**Problem description**
Repeat the lines that follow, leaving nothing out.

**Extracted material**
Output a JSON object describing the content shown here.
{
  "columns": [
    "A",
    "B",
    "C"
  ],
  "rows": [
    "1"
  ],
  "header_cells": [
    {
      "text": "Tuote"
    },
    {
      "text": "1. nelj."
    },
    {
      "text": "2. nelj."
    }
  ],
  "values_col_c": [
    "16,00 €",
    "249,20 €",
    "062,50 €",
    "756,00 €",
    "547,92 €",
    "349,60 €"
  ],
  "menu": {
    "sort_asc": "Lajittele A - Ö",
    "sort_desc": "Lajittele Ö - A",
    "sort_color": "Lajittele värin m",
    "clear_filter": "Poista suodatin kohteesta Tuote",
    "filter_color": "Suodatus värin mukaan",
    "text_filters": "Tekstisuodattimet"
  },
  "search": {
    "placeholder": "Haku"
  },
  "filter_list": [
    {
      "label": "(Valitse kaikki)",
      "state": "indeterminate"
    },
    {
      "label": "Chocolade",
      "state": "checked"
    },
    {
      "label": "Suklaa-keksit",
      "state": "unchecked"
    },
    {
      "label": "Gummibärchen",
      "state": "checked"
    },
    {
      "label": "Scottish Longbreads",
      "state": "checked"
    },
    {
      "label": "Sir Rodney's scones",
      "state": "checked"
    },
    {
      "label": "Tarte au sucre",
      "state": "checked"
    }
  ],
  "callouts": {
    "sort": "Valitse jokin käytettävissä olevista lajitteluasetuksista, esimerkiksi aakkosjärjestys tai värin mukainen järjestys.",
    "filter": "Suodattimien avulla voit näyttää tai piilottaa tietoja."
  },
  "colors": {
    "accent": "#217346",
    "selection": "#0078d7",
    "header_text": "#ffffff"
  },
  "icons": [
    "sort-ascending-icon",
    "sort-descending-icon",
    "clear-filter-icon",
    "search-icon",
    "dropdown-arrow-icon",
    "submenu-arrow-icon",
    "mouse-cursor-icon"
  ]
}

**Solution below**
Output a JSON object describing the content shown here.
{
  "columns": [
    "A",
    "B",
    "C"
  ],
  "rows": [
    "1"
  ],
  "header_cells": [
    {
      "text": "Tuote"
    },
    {
      "text": "1. nelj."
    },
    {
      "text": "2. nelj."
    }
  ],
  "values_col_c": [
    "16,00 €",
    "249,20 €",
    "062,50 €",
    "756,00 €",
    "547,92 €",
    "349,60 €"
  ],
  "menu": {
    "sort_asc": "Lajittele A - Ö",
    "sort_desc": "Lajittele Ö - A",
    "sort_color": "Lajittele värin m",
    "clear_filter": "Poista suodatin kohteesta Tuote",
    "filter_color": "Suodatus värin mukaan",
    "text_filters": "Tekstisuodattimet"
  },
  "search": {
    "placeholder": "Haku"
  },
  "filter_list": [
    {
      "label": "(Valitse kaikki)",
      "state": "indeterminate"
    },
    {
      "label": "Chocolade",
      "state": "checked"
    },
    {
      "label": "Suklaa-keksit",
      "state": "unchecked"
    },
    {
      "label": "Gummibärchen",
      "state": "checked"
    },
    {
      "label": "Scottish Longbreads",
      "state": "checked"
    },
    {
      "label": "Sir Rodney's scones",
      "state": "checked"
    },
    {
      "label": "Tarte au sucre",
      "state": "checked"
    }
  ],
  "callouts": {
    "sort": "Valitse jokin käytettävissä olevista lajitteluasetuksista, esimerkiksi aakkosjärjestys tai värin mukainen järjestys.",
    "filter": "Suodattimien avulla voit näyttää tai piilottaa tietoja."
  },
  "colors": {
    "accent": "#217346",
    "selection": "#0078d7",
    "header_text": "#ffffff"
  },
  "icons": [
    "sort-ascending-icon",
    "sort-descending-icon",
    "clear-filter-icon",
    "search-icon",
    "dropdown-arrow-icon",
    "submenu-arrow-icon",
    "mouse-cursor-icon"
  ]
}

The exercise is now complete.